> **Problem to work on**:
Write out each line of the listing as it stands, without the images.

* Start Records shown *

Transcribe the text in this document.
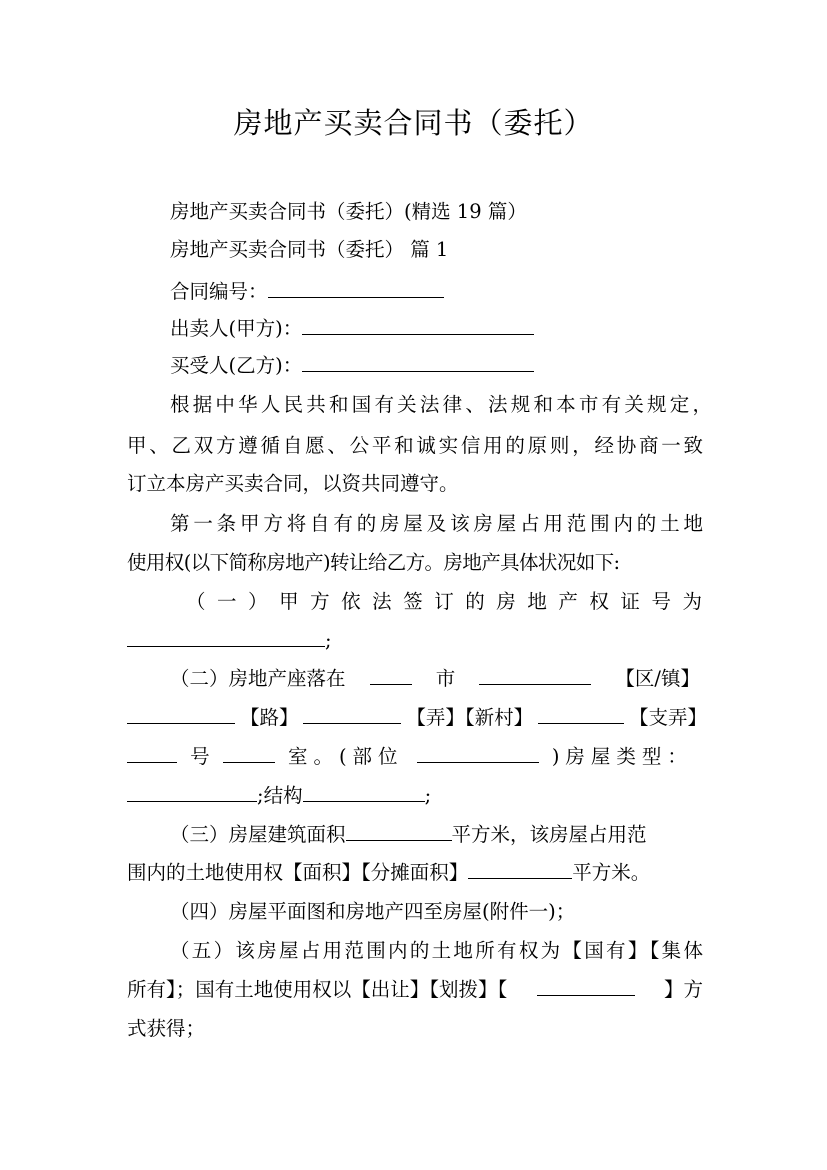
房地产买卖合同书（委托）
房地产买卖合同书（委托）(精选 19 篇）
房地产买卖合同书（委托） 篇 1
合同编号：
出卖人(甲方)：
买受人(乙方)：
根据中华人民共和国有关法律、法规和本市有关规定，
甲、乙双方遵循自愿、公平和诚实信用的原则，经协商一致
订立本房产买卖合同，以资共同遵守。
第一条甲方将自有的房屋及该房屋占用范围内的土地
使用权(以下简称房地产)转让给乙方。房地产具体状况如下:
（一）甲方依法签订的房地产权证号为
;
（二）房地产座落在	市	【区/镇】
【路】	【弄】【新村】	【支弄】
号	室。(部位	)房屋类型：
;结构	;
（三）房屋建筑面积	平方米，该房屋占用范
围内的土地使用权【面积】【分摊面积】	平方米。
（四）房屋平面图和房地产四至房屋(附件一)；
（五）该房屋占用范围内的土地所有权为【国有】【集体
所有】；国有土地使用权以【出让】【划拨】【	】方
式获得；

* End Records shown *

> **Expected answer**:
Transcribe the text in this document.
房地产买卖合同书（委托）
房地产买卖合同书（委托）(精选 19 篇）
房地产买卖合同书（委托） 篇 1
合同编号：
出卖人(甲方)：
买受人(乙方)：
根据中华人民共和国有关法律、法规和本市有关规定，
甲、乙双方遵循自愿、公平和诚实信用的原则，经协商一致
订立本房产买卖合同，以资共同遵守。
第一条甲方将自有的房屋及该房屋占用范围内的土地
使用权(以下简称房地产)转让给乙方。房地产具体状况如下:
（一）甲方依法签订的房地产权证号为
;
（二）房地产座落在	市	【区/镇】
【路】	【弄】【新村】	【支弄】
号	室。(部位	)房屋类型：
;结构	;
（三）房屋建筑面积	平方米，该房屋占用范
围内的土地使用权【面积】【分摊面积】	平方米。
（四）房屋平面图和房地产四至房屋(附件一)；
（五）该房屋占用范围内的土地所有权为【国有】【集体
所有】；国有土地使用权以【出让】【划拨】【	】方
式获得；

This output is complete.